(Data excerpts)
------------------------------------------------

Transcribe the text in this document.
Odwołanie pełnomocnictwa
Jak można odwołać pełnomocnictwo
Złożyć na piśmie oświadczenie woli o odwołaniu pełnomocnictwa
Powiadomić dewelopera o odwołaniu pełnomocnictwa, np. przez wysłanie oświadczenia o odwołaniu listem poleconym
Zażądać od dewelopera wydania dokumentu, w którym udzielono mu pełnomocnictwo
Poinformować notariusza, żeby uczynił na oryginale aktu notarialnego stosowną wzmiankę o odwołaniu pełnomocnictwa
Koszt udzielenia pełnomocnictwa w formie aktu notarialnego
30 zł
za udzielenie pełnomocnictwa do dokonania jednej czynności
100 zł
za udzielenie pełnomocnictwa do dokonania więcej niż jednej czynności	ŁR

------------------------------------------------

» EXERCISE DESCRIPTION
Return each line with "odwołaniu".

» ANSWER TO THE TASK
Złożyć na piśmie oświadczenie woli o odwołaniu pełnomocnictwa
Powiadomić dewelopera o odwołaniu pełnomocnictwa, np. przez wysłanie oświadczenia o odwołaniu listem poleconym
Poinformować notariusza, żeby uczynił na oryginale aktu notarialnego stosowną wzmiankę o odwołaniu pełnomocnictwa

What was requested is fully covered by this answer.